◆ GIVEN REQUEST ◆
Transcribe everything in the data word for word. Pictures are left out.

=== DATA PROVIDED ===

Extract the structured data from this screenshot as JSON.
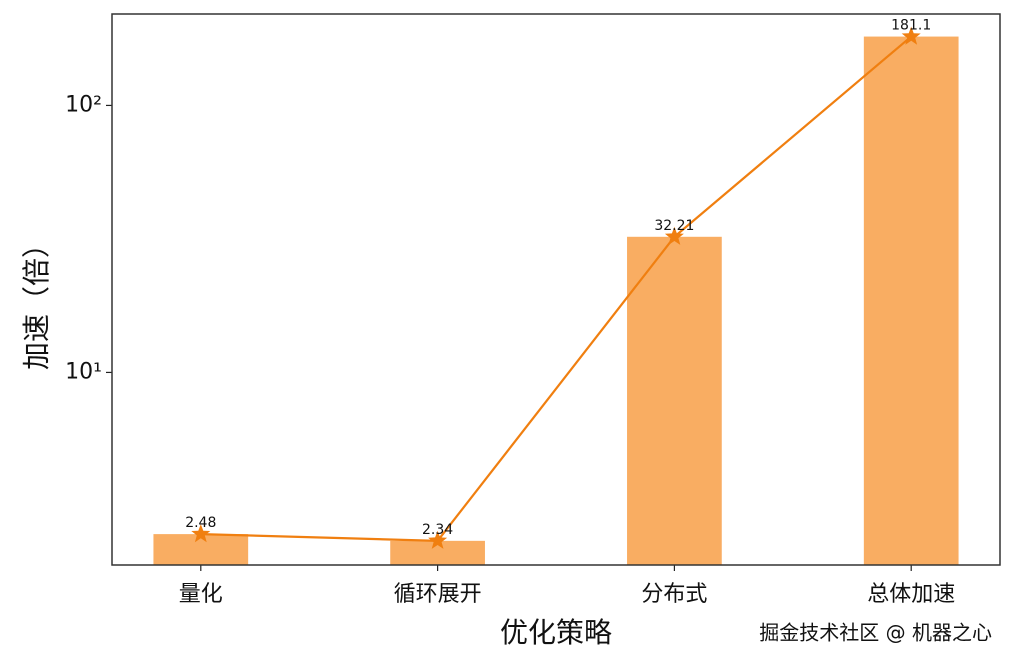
{
  "chart_data": {
    "type": "bar",
    "y_label": "加速（倍）",
    "x_label": "优化策略",
    "categories": [
      "量化",
      "循环展开",
      "分布式",
      "总体加速"
    ],
    "values": [
      2.48,
      2.34,
      32.21,
      181.1
    ],
    "color": "#f9ad62",
    "line_color": "#f07f10",
    "line_marker": "star",
    "log_scale": true,
    "ylim": [
      1.9,
      220
    ],
    "yticks": [
      {
        "value": 10,
        "label": "10¹"
      },
      {
        "value": 100,
        "label": "10²"
      }
    ],
    "watermark": "掘金技术社区 @ 机器之心"
  }
}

===

◆ FINISHED TASK ◆
Extract the structured data from this screenshot as JSON.
{
  "chart_data": {
    "type": "bar",
    "y_label": "加速（倍）",
    "x_label": "优化策略",
    "categories": [
      "量化",
      "循环展开",
      "分布式",
      "总体加速"
    ],
    "values": [
      2.48,
      2.34,
      32.21,
      181.1
    ],
    "color": "#f9ad62",
    "line_color": "#f07f10",
    "line_marker": "star",
    "log_scale": true,
    "ylim": [
      1.9,
      220
    ],
    "yticks": [
      {
        "value": 10,
        "label": "10¹"
      },
      {
        "value": 100,
        "label": "10²"
      }
    ],
    "watermark": "掘金技术社区 @ 机器之心"
  }
}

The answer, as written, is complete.